Check each line of the data below for the word "owners", then extract the ones that have it.

- ITEMS:
==================================================

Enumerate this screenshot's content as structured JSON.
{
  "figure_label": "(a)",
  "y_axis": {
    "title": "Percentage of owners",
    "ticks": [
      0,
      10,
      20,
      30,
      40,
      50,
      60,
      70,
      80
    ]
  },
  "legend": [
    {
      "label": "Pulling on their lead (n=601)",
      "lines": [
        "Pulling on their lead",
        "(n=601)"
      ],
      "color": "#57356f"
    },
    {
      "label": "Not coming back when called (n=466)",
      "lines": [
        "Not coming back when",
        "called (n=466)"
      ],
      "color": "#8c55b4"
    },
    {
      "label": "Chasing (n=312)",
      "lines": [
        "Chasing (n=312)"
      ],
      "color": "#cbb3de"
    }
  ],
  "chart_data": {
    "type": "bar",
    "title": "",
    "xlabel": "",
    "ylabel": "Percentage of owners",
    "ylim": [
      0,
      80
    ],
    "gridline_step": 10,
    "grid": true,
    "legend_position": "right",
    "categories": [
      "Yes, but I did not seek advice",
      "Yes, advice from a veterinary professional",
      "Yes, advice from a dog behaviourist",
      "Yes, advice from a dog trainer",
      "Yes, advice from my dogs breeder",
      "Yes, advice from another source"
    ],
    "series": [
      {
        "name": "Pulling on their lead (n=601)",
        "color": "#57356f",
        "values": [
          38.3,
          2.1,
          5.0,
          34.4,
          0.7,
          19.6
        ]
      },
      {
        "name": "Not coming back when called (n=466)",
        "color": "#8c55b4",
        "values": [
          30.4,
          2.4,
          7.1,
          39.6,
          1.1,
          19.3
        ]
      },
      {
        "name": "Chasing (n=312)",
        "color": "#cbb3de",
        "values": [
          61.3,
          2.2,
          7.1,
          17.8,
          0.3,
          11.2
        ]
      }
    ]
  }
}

==================================================

- WRITTEN SOLUTION:
    "title": "Percentage of owners",
    "ylabel": "Percentage of owners",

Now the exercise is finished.